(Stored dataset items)
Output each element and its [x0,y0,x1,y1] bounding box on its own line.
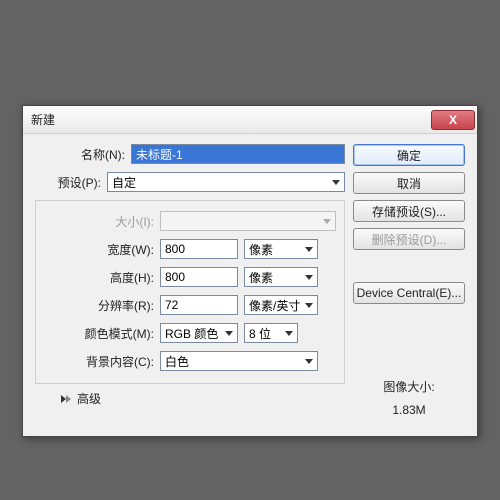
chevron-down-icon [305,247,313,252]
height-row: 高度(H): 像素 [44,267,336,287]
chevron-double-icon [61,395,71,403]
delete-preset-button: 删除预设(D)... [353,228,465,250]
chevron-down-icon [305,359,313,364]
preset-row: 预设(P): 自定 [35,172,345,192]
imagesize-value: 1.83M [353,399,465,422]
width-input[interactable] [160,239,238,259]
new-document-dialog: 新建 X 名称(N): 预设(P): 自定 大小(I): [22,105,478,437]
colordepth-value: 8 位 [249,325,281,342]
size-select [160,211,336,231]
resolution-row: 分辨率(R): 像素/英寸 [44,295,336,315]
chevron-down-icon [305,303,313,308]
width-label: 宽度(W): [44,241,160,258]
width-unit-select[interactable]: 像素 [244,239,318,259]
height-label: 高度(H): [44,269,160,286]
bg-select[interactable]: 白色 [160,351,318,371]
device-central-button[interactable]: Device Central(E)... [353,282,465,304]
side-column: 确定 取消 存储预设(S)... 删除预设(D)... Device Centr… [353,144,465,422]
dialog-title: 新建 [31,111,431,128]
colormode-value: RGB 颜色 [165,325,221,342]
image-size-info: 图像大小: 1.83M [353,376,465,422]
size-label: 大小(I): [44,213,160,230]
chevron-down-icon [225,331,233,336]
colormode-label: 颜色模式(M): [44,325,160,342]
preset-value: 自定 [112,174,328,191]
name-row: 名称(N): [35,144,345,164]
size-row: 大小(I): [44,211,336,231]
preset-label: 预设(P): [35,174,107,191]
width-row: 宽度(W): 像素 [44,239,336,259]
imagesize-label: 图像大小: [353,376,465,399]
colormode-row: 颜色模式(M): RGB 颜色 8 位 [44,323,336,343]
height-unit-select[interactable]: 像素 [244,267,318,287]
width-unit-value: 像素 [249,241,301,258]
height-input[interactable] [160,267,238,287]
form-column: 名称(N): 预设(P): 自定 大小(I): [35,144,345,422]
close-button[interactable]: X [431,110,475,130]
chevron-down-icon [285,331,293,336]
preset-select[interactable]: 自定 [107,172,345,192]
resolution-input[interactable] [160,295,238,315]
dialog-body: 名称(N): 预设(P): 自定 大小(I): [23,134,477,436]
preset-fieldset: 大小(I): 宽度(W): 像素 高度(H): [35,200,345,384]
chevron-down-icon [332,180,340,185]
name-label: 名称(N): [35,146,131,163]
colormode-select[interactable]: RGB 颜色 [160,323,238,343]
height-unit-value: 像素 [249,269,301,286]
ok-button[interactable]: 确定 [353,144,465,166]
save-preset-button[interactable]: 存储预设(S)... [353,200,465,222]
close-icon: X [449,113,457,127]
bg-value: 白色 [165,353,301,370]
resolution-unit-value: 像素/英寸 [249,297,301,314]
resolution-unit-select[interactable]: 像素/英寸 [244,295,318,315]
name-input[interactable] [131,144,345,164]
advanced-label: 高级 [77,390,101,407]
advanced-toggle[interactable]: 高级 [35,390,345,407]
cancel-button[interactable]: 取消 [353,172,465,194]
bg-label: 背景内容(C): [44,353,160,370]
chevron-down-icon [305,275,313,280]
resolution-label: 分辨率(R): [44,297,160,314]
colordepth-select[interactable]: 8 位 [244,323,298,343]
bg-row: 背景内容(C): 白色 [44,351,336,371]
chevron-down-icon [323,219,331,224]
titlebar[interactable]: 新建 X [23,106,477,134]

[Exercise]:
Rewrite the listing with every "chevron-down-icon" replaced by "dropdown-arrow" and nothing else changed. Leave the picture out of your answer.

[Written answer]:
Output each element and its [x0,y0,x1,y1] bounding box on its own line.
dropdown-arrow [305,247,313,252]
height-row: 高度(H): 像素 [44,267,336,287]
chevron-double-icon [61,395,71,403]
delete-preset-button: 删除预设(D)... [353,228,465,250]
dropdown-arrow [305,359,313,364]
preset-row: 预设(P): 自定 [35,172,345,192]
imagesize-value: 1.83M [353,399,465,422]
width-input[interactable] [160,239,238,259]
new-document-dialog: 新建 X 名称(N): 预设(P): 自定 大小(I): [22,105,478,437]
colordepth-value: 8 位 [249,325,281,342]
size-select [160,211,336,231]
resolution-row: 分辨率(R): 像素/英寸 [44,295,336,315]
dropdown-arrow [305,303,313,308]
width-label: 宽度(W): [44,241,160,258]
width-unit-select[interactable]: 像素 [244,239,318,259]
height-label: 高度(H): [44,269,160,286]
bg-select[interactable]: 白色 [160,351,318,371]
device-central-button[interactable]: Device Central(E)... [353,282,465,304]
side-column: 确定 取消 存储预设(S)... 删除预设(D)... Device Centr… [353,144,465,422]
dialog-title: 新建 [31,111,431,128]
colormode-value: RGB 颜色 [165,325,221,342]
image-size-info: 图像大小: 1.83M [353,376,465,422]
size-label: 大小(I): [44,213,160,230]
dropdown-arrow [225,331,233,336]
colormode-label: 颜色模式(M): [44,325,160,342]
preset-value: 自定 [112,174,328,191]
name-row: 名称(N): [35,144,345,164]
size-row: 大小(I): [44,211,336,231]
preset-label: 预设(P): [35,174,107,191]
width-row: 宽度(W): 像素 [44,239,336,259]
imagesize-label: 图像大小: [353,376,465,399]
colormode-row: 颜色模式(M): RGB 颜色 8 位 [44,323,336,343]
height-unit-select[interactable]: 像素 [244,267,318,287]
width-unit-value: 像素 [249,241,301,258]
height-input[interactable] [160,267,238,287]
form-column: 名称(N): 预设(P): 自定 大小(I): [35,144,345,422]
close-button[interactable]: X [431,110,475,130]
dropdown-arrow [285,331,293,336]
preset-select[interactable]: 自定 [107,172,345,192]
resolution-input[interactable] [160,295,238,315]
dialog-body: 名称(N): 预设(P): 自定 大小(I): [23,134,477,436]
preset-fieldset: 大小(I): 宽度(W): 像素 高度(H): [35,200,345,384]
dropdown-arrow [332,180,340,185]
name-label: 名称(N): [35,146,131,163]
colormode-select[interactable]: RGB 颜色 [160,323,238,343]
height-unit-value: 像素 [249,269,301,286]
ok-button[interactable]: 确定 [353,144,465,166]
save-preset-button[interactable]: 存储预设(S)... [353,200,465,222]
close-icon: X [449,113,457,127]
bg-value: 白色 [165,353,301,370]
resolution-unit-value: 像素/英寸 [249,297,301,314]
resolution-unit-select[interactable]: 像素/英寸 [244,295,318,315]
name-input[interactable] [131,144,345,164]
advanced-label: 高级 [77,390,101,407]
advanced-toggle[interactable]: 高级 [35,390,345,407]
cancel-button[interactable]: 取消 [353,172,465,194]
bg-label: 背景内容(C): [44,353,160,370]
dropdown-arrow [305,275,313,280]
resolution-label: 分辨率(R): [44,297,160,314]
colordepth-select[interactable]: 8 位 [244,323,298,343]
bg-row: 背景内容(C): 白色 [44,351,336,371]
dropdown-arrow [323,219,331,224]
titlebar[interactable]: 新建 X [23,106,477,134]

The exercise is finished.